### [EXERCISE DIRECTIONS]
Collect each line in the records below that contains the string "Bloomberg", and copy those lines.

** Begin RECORDED DATA **

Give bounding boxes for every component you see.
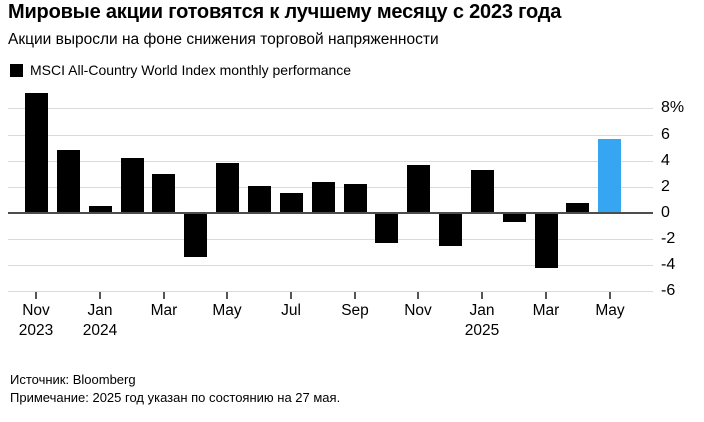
chart-subtitle: Акции выросли на фоне снижения торговой … bbox=[8, 31, 439, 48]
bar-oct-2024 bbox=[375, 213, 398, 243]
bar-feb-2024 bbox=[121, 158, 144, 213]
x-tick-mark bbox=[290, 292, 292, 299]
y-axis-label: 6 bbox=[661, 126, 670, 143]
page-title: Мировые акции готовятся к лучшему месяцу… bbox=[8, 1, 562, 23]
x-axis-month-label: May bbox=[212, 302, 242, 319]
y-axis-label: 4 bbox=[661, 152, 670, 169]
x-tick-mark bbox=[226, 292, 228, 299]
bar-may-2025 bbox=[598, 139, 621, 213]
x-axis-month-label: Jul bbox=[281, 302, 301, 319]
bar-mar-2024 bbox=[152, 174, 175, 213]
x-tick-mark bbox=[354, 292, 356, 299]
source-text: Источник: Bloomberg bbox=[10, 372, 136, 387]
bar-jan-2025 bbox=[471, 170, 494, 213]
gridline--4 bbox=[8, 265, 653, 266]
x-tick-mark bbox=[99, 292, 101, 299]
x-tick-mark bbox=[545, 292, 547, 299]
gridline-6 bbox=[8, 135, 653, 136]
x-axis-month-label: Mar bbox=[532, 302, 560, 319]
x-axis-month-label: Jan bbox=[87, 302, 113, 319]
bar-apr-2024 bbox=[184, 213, 207, 257]
gridline--6 bbox=[8, 291, 653, 292]
legend-label: MSCI All-Country World Index monthly per… bbox=[30, 62, 352, 78]
bar-mar-2025 bbox=[535, 213, 558, 268]
x-axis-month-label: Jan bbox=[469, 302, 495, 319]
y-axis-label: -4 bbox=[661, 256, 676, 273]
x-axis-year-label: 2024 bbox=[82, 322, 118, 339]
bar-feb-2025 bbox=[503, 213, 526, 222]
x-axis-month-label: Nov bbox=[404, 302, 432, 319]
x-axis-year-label: 2025 bbox=[464, 322, 500, 339]
gridline-8 bbox=[8, 108, 653, 109]
x-tick-mark bbox=[609, 292, 611, 299]
bar-jan-2024 bbox=[89, 206, 112, 213]
y-axis-label: 8% bbox=[661, 99, 685, 116]
bar-dec-2024 bbox=[439, 213, 462, 246]
bar-apr-2025 bbox=[566, 203, 589, 213]
bar-dec-2023 bbox=[57, 150, 80, 213]
legend-swatch-icon bbox=[10, 63, 23, 77]
x-tick-mark bbox=[163, 292, 165, 299]
chart-legend: MSCI All-Country World Index monthly per… bbox=[10, 62, 351, 78]
x-axis-month-label: Mar bbox=[150, 302, 178, 319]
chart-footer: Источник: Bloomberg Примечание: 2025 год… bbox=[10, 371, 340, 407]
y-axis-label: 2 bbox=[661, 178, 670, 195]
x-axis-year-label: 2023 bbox=[18, 322, 54, 339]
zero-axis-line bbox=[8, 212, 653, 214]
x-tick-mark bbox=[35, 292, 37, 299]
x-tick-mark bbox=[417, 292, 419, 299]
bar-jul-2024 bbox=[280, 193, 303, 213]
y-axis-label: -2 bbox=[661, 230, 676, 247]
x-axis-month-label: May bbox=[595, 302, 625, 319]
bar-sep-2024 bbox=[344, 184, 367, 213]
y-axis-label: 0 bbox=[661, 204, 670, 221]
bar-aug-2024 bbox=[312, 182, 335, 213]
x-tick-mark bbox=[481, 292, 483, 299]
y-axis-label: -6 bbox=[661, 282, 676, 299]
bar-may-2024 bbox=[216, 163, 239, 213]
gridline--2 bbox=[8, 239, 653, 240]
x-axis-month-label: Nov bbox=[22, 302, 50, 319]
gridline-4 bbox=[8, 161, 653, 162]
x-axis-month-label: Sep bbox=[341, 302, 369, 319]
bar-nov-2024 bbox=[407, 165, 430, 213]
bar-jun-2024 bbox=[248, 186, 271, 213]
note-text: Примечание: 2025 год указан по состоянию… bbox=[10, 390, 341, 405]
bar-nov-2023 bbox=[25, 93, 48, 213]
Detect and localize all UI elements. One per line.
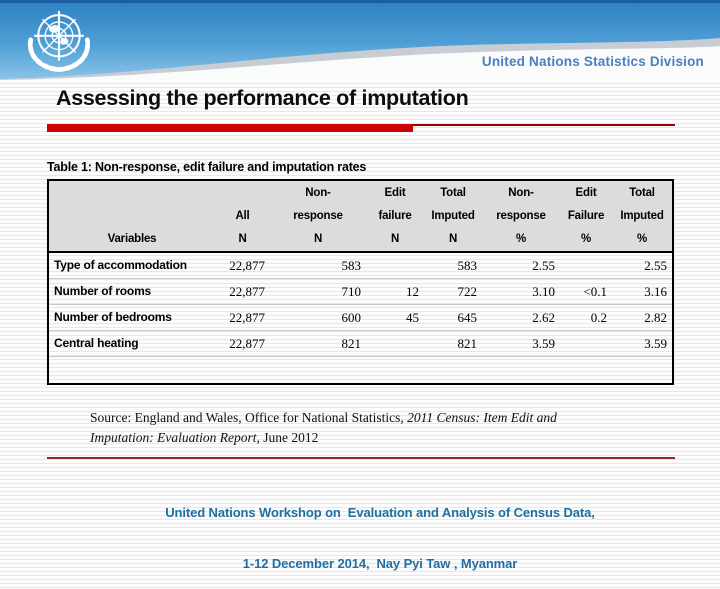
table-cell: <0.1 bbox=[583, 284, 607, 299]
source-report-title: 2011 Census: Item Edit and Imputation: E… bbox=[90, 410, 557, 445]
page-title: Assessing the performance of imputation bbox=[56, 86, 469, 110]
column-header-editfailure-n: Edit failure N bbox=[378, 187, 412, 245]
title-accent-line bbox=[413, 124, 675, 126]
table-cell: 3.10 bbox=[532, 284, 555, 299]
table-cell: 3.59 bbox=[532, 336, 555, 351]
footer-note: United Nations Workshop on Evaluation an… bbox=[40, 470, 720, 589]
table-cell: Type of accommodation bbox=[54, 258, 187, 272]
column-header-editfailure-pct: Edit Failure % bbox=[567, 187, 605, 245]
table-caption: Table 1: Non-response, edit failure and … bbox=[47, 160, 367, 174]
source-suffix: , June 2012 bbox=[256, 429, 319, 445]
table-cell bbox=[560, 253, 612, 278]
column-header-all-n: All N bbox=[235, 210, 250, 245]
table-cell: 3.59 bbox=[644, 336, 667, 351]
header-wave-background bbox=[0, 0, 720, 80]
column-header-variables: Variables bbox=[107, 233, 157, 245]
org-label: United Nations Statistics Division bbox=[481, 54, 704, 69]
table-cell: 722 bbox=[457, 284, 478, 299]
table-row: Number of bedrooms 22,877 600 45 645 2.6… bbox=[49, 305, 672, 331]
footer-line-1: United Nations Workshop on Evaluation an… bbox=[165, 505, 595, 520]
table-cell: Number of bedrooms bbox=[54, 310, 172, 324]
table-cell: 22,877 bbox=[229, 336, 265, 351]
table-cell: 821 bbox=[341, 336, 362, 351]
footer-divider bbox=[47, 457, 675, 459]
column-header-nonresponse-n: Non- response N bbox=[293, 187, 343, 245]
table-cell: 2.82 bbox=[644, 310, 667, 325]
un-emblem-icon bbox=[27, 10, 91, 73]
table-cell: 645 bbox=[457, 310, 478, 325]
table-cell: 821 bbox=[457, 336, 478, 351]
table-cell: 2.55 bbox=[644, 258, 667, 273]
table-cell: Number of rooms bbox=[54, 284, 152, 298]
table-row: Central heating 22,877 821 821 3.59 3.59 bbox=[49, 331, 672, 357]
table-cell: 22,877 bbox=[229, 284, 265, 299]
table-cell bbox=[366, 253, 424, 278]
table-cell: 22,877 bbox=[229, 258, 265, 273]
slide-header: United Nations Statistics Division bbox=[0, 0, 720, 80]
table-cell: Central heating bbox=[54, 336, 139, 350]
footer-line-2: 1-12 December 2014, Nay Pyi Taw , Myanma… bbox=[242, 556, 518, 571]
table-cell: 2.55 bbox=[532, 258, 555, 273]
table-header-row: Variables All N Non- response N Edit fai… bbox=[49, 181, 672, 253]
table-cell: 22,877 bbox=[229, 310, 265, 325]
source-note: Source: England and Wales, Office for Na… bbox=[90, 408, 622, 447]
table-cell: 583 bbox=[457, 258, 478, 273]
table-cell: 710 bbox=[341, 284, 362, 299]
table-cell: 600 bbox=[341, 310, 362, 325]
column-header-totalimputed-n: Total Imputed N bbox=[431, 187, 475, 245]
table-cell bbox=[560, 331, 612, 356]
table-row: Number of rooms 22,877 710 12 722 3.10 <… bbox=[49, 279, 672, 305]
title-accent-bar bbox=[47, 124, 413, 132]
table-cell: 12 bbox=[406, 284, 419, 299]
table-cell: 2.62 bbox=[532, 310, 555, 325]
column-header-nonresponse-pct: Non- response % bbox=[496, 187, 546, 245]
column-header-totalimputed-pct: Total Imputed % bbox=[620, 187, 664, 245]
data-table: Variables All N Non- response N Edit fai… bbox=[47, 179, 674, 385]
source-prefix: Source: England and Wales, Office for Na… bbox=[90, 410, 408, 425]
table-cell: 583 bbox=[341, 258, 362, 273]
table-cell bbox=[366, 331, 424, 356]
table-row: Type of accommodation 22,877 583 583 2.5… bbox=[49, 253, 672, 279]
table-cell: 3.16 bbox=[644, 284, 667, 299]
table-cell: 45 bbox=[406, 310, 419, 325]
table-cell: 0.2 bbox=[590, 310, 607, 325]
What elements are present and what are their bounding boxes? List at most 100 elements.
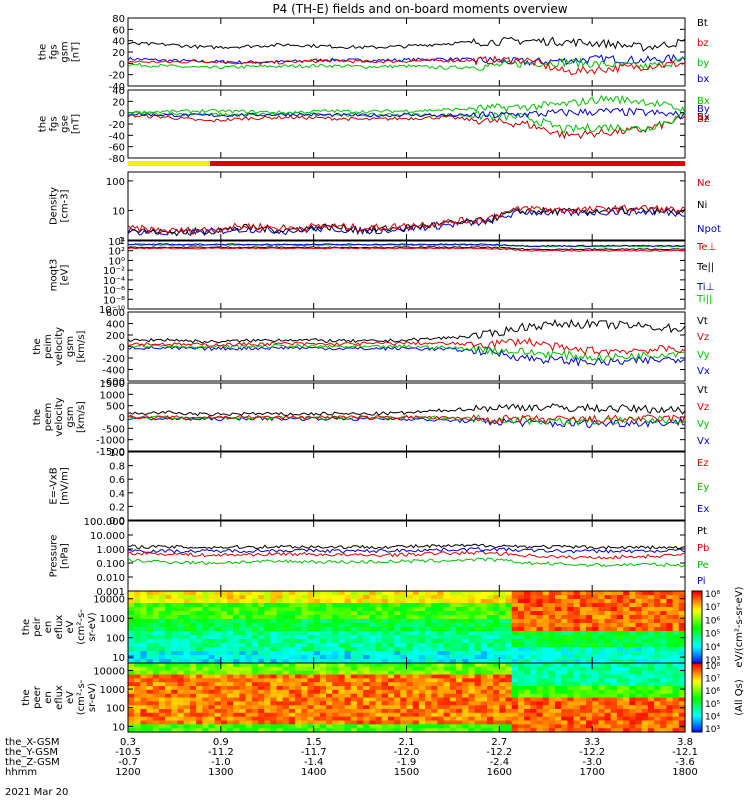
heatmap-cell [128,678,135,683]
heatmap-cell [462,647,469,652]
series-line-Pe [127,557,686,568]
heatmap-cell [344,678,352,683]
heatmap-cell [610,619,618,624]
heatmap-cell [474,666,482,672]
heatmap-cell [282,655,290,660]
heatmap-cell [406,639,414,644]
heatmap-cell [548,670,556,676]
heatmap-cell [350,674,358,679]
heatmap-cell [468,599,476,604]
heatmap-cell [406,635,414,640]
x-tick-label: 1700 [579,767,604,778]
heatmap-cell [140,697,148,702]
colorbar-step [692,709,702,712]
heatmap-cell [678,682,686,687]
y-axis-label: gsm [65,406,76,427]
heatmap-cell [530,635,538,640]
heatmap-cell [412,619,420,624]
heatmap-cell [678,643,686,648]
heatmap-cell [586,615,593,620]
heatmap-cell [202,728,210,733]
heatmap-cell [369,655,377,660]
heatmap-cell [487,639,494,644]
legend-label: Ex [697,504,709,515]
heatmap-cell [437,724,445,729]
heatmap-cell [165,599,172,604]
heatmap-cell [437,705,445,710]
heatmap-cell [233,595,240,600]
heatmap-cell [462,670,469,676]
heatmap-cell [555,693,562,699]
heatmap-cell [227,631,234,636]
heatmap-cell [332,599,339,604]
heatmap-cell [350,709,358,714]
heatmap-cell [387,697,395,702]
heatmap-cell [282,615,290,620]
heatmap-cell [276,689,284,695]
heatmap-cell [196,693,203,699]
heatmap-cell [307,670,315,676]
heatmap-cell [227,611,234,616]
heatmap-cell [270,611,278,616]
heatmap-cell [258,701,265,706]
heatmap-cell [288,693,296,699]
heatmap-cell [319,627,327,632]
heatmap-cell [493,619,500,624]
heatmap-cell [425,635,432,640]
heatmap-cell [548,611,556,616]
heatmap-cell [462,716,469,722]
heatmap-cell [171,697,179,702]
heatmap-cell [641,682,649,687]
heatmap-cell [443,705,451,710]
y-tick-label: 100.000 [84,517,125,528]
heatmap-cell [598,603,606,608]
heatmap-cell [592,647,599,652]
heatmap-cell [171,635,179,640]
heatmap-cell [660,591,667,596]
heatmap-cell [511,724,519,729]
heatmap-cell [381,635,389,640]
heatmap-cell [344,643,352,648]
heatmap-cell [623,670,630,676]
heatmap-cell [623,678,630,683]
colorbar-step [692,702,702,705]
x-axis-row-label: hhmm [5,767,37,778]
heatmap-cell [233,678,240,683]
heatmap-cell [573,693,581,699]
heatmap-cell [598,674,606,679]
heatmap-cell [350,603,358,608]
heatmap-cell [338,724,346,729]
heatmap-cell [604,627,612,632]
heatmap-cell [369,615,377,620]
heatmap-cell [462,635,469,640]
heatmap-cell [140,663,148,668]
heatmap-cell [208,595,216,600]
heatmap-cell [480,709,488,714]
heatmap-cell [443,647,451,652]
heatmap-cell [536,655,544,660]
heatmap-cell [567,647,575,652]
heatmap-cell [400,623,408,628]
heatmap-cell [208,639,216,644]
heatmap-cell [437,689,445,695]
y-tick-label: 500 [106,402,125,413]
heatmap-cell [561,693,568,699]
heatmap-cell [666,666,674,672]
y-tick-label: 0 [119,59,125,70]
heatmap-cell [629,716,637,722]
heatmap-cell [629,682,637,687]
heatmap-cell [548,693,556,699]
heatmap-cell [579,670,587,676]
heatmap-cell [406,611,414,616]
heatmap-cell [171,619,179,624]
heatmap-cell [177,670,185,676]
heatmap-cell [387,663,395,668]
heatmap-cell [146,709,154,714]
heatmap-cell [140,686,148,691]
heatmap-cell [264,693,271,699]
heatmap-cell [319,712,327,718]
heatmap-cell [387,635,395,640]
heatmap-cell [654,603,661,608]
y-tick-label: -500 [102,424,125,435]
heatmap-cell [517,647,525,652]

** End RECORDED DATA **

### [RESPONSE]
source-text: Источник: Bloomberg bbox=[10, 372, 136, 387]
chart-footer: Источник: Bloomberg Примечание: 2025 год… bbox=[10, 371, 340, 407]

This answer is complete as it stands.